10 CFR 50.34(f)(2)(xviii) requires, in part, that instruments be provided in the control room to provide an unambiguous indication of inadequate core cooling, such as primary coolant saturation meters in pressurized-water reactors (PWRs), and a suitable combination of signals from indicators of coolant level in the reactor vessel and in-core thermocouples in PWRs and BWRs.

7-152 10 CFR 50.34(f)(2)(xix) requires instrumentation adequate for monitoring plant conditions following an accident that includes core damage.

10 CFR 50.34(f)(2)(xx) requires that power supplies be provided for pressurizer relief valves, block valves, and level indicators such that (A) level indicators are powered from vital buses, (B) motive and control power connections to the emergency power sources are through devices qualified in accordance with requirements applicable to systems important to safety, and (C) electric power is provided from emergency power sources.

10 CFR Part 50, Appendix A, GDC 13.

10 CFR Part 50, Appendix A, GDC 19.

The guidance in DSRS Section 7.2.13 lists the acceptance criteria adequate to meet the above requirements, as well as review interfaces with other DSRS sections. The following guidance documents provide acceptance criteria to confirm that the above requirements have been adequately addressed:

RG 1.97, Revision 5, Criteria for Accident Monitoring Instrumentation for Nuclear Power Plants, issued May 2019, endorses IEEE Std. 497-2016, IEEE Standard Criteria for Accident Monitoring Instrumentation for Nuclear Power Generating Stations, with identified exceptions and clarifications.

RG 1.47, Revision 1.

The SRM on SECY-93-087, Item II.T, Control Room Annunciator Alarm Reliability (cited in DSRS Section 7.2.13, Displays and Monitoring), provides general guidance on the alarm system interface with operator workstations.

7.2.13.4 Technical Evaluation The NRC staff reviewed SDAA Part 2, Section 7.2.13, and checked the referenced TR-1015-18653 to assure that the combination of the information in TR-1015-18653 and the information in the SDAA appropriately represents the complete scope of information relating to this review topic. The NRC staffs review confirmed that the information in the application and the information incorporated by reference address the required information relating to displays and monitoring. The following describes the NRC staffs evaluation of the information provided by the applicant to satisfy the regulations listed in SE Section 7.2.13.3 and to address ASAIs 27, 28, 29, and 30, which relate to displays and monitoring and that are discussed in greater detail in Section 7.1.5 of this report.

7.2.13.4.1 Compliance with IEEE Std. 603-1991, Section 5.8.1 In its evaluation, the NRC staff determined that TR-1015-18653, Section 3.6.2.8.1, along with the NuScale design demonstrating compliance with ASAI 27, provides reasonable assurance that Section 5.8.1, Displays for Manually Controlled Actions, of IEEE Std. 603-1991 is met. SDAA Part 2, Section 7.1.1.2.1, states, All required protective actions by the MPS are automatic. There are no credited manual actuations required for the MPS to accomplish its safety functions. SDAA Part 2, Table 7.1-7, Summary of Type A, B, C, D, and E Variables, and SDAA Part 2, Section 7.2.13.1, states, There are no credited manual actions required to mitigate DBEs, and there

7-153 are no Type A PAM variables. There are no safety-related information displays in the MCR.

______________________________

[What is needed]
Please list every ASAI number that the excerpt on displays and monitoring says the staff's evaluation addresses. The records that come next have no connection to the excerpt on displays and monitoring.

______________________________

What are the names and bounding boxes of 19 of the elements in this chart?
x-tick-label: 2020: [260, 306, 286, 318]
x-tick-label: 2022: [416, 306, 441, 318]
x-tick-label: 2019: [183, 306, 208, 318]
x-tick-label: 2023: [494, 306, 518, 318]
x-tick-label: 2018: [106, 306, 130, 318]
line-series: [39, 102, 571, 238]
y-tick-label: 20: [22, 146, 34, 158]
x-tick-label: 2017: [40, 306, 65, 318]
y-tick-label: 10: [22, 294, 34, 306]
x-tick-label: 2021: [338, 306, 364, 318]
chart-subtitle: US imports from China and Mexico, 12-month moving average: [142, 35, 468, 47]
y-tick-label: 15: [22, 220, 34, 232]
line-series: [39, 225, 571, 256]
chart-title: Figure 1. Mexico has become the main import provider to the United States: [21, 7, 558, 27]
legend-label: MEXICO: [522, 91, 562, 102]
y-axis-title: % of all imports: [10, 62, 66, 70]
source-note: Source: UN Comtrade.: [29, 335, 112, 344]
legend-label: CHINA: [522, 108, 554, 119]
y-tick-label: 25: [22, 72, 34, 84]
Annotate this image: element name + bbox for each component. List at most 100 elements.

______________________________

[Output of the exercise]
27, 28, 29, 30